Human Resource employees are trained to deal with different types of situations. From employee disputes to weird behavior, they'll have to deal with it all. That training comes definitely in handy during those incidents. Just ask these Redditors.
Human Resource workers share the craziest thing they've seen on the job. Content has been edited for clarity,
A Valid Concern
“Our benefits team made the decision to eliminate reserved parking, as lots of employees were frustrated when they walked past dozens of empty spots in the reserved lots every day. This new policy applied to all of the company’s locations.
Of course, the benefits manager received hundreds of complaints in the first few days from people insisting they needed an exception for their own personal spot. The best reason by far was from one person who ‘needed a spot close to the door because they were terrified of bobcats.’
No other context. We didn’t have bobcats near the corporate office, so at first we thought they meant construction equipment? Turns out there actually were sightings of bobcats, like the animal, near this person’s location.
Last I heard, they were told to arrive earlier to get a closer spot and didn’t get an exception.”
“Horrible Situation All Around”
“There was a mid level supervisor at a state agency I NEVER got along with. Guy was nasty, argumentative, real piece of work, but still had a decent amount of people loyal to him.
I come in one day and he’s not there, everyone was distraught. Turns out Law Enforcement had come after the guy- caught him red-handed trafficking child photos.
·····
## Exercise task
In the human resources anecdotes, what reason did one employee give for needing a parking spot close to the door? The records that come next are separate material, unrelated to the human resources anecdotes.

[Spatial annotation records]
·····
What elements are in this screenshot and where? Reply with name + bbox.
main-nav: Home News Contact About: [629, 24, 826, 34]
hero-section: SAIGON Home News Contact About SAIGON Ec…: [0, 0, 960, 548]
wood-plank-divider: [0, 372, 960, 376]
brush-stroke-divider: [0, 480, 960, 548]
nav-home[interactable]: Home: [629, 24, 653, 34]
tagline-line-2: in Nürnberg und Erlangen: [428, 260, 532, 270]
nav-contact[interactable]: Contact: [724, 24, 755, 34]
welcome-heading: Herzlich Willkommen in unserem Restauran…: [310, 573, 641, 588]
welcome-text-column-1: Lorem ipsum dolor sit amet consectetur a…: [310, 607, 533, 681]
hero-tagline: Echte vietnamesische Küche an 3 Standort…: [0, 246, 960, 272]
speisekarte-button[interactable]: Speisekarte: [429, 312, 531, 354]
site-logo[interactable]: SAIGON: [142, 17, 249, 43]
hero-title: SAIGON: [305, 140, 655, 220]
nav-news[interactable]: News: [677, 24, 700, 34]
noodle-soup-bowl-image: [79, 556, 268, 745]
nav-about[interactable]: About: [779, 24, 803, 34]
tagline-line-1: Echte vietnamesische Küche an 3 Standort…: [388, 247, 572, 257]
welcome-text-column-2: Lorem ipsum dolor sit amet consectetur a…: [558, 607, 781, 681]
·····
## Expected answer
The employee said they were terrified of bobcats.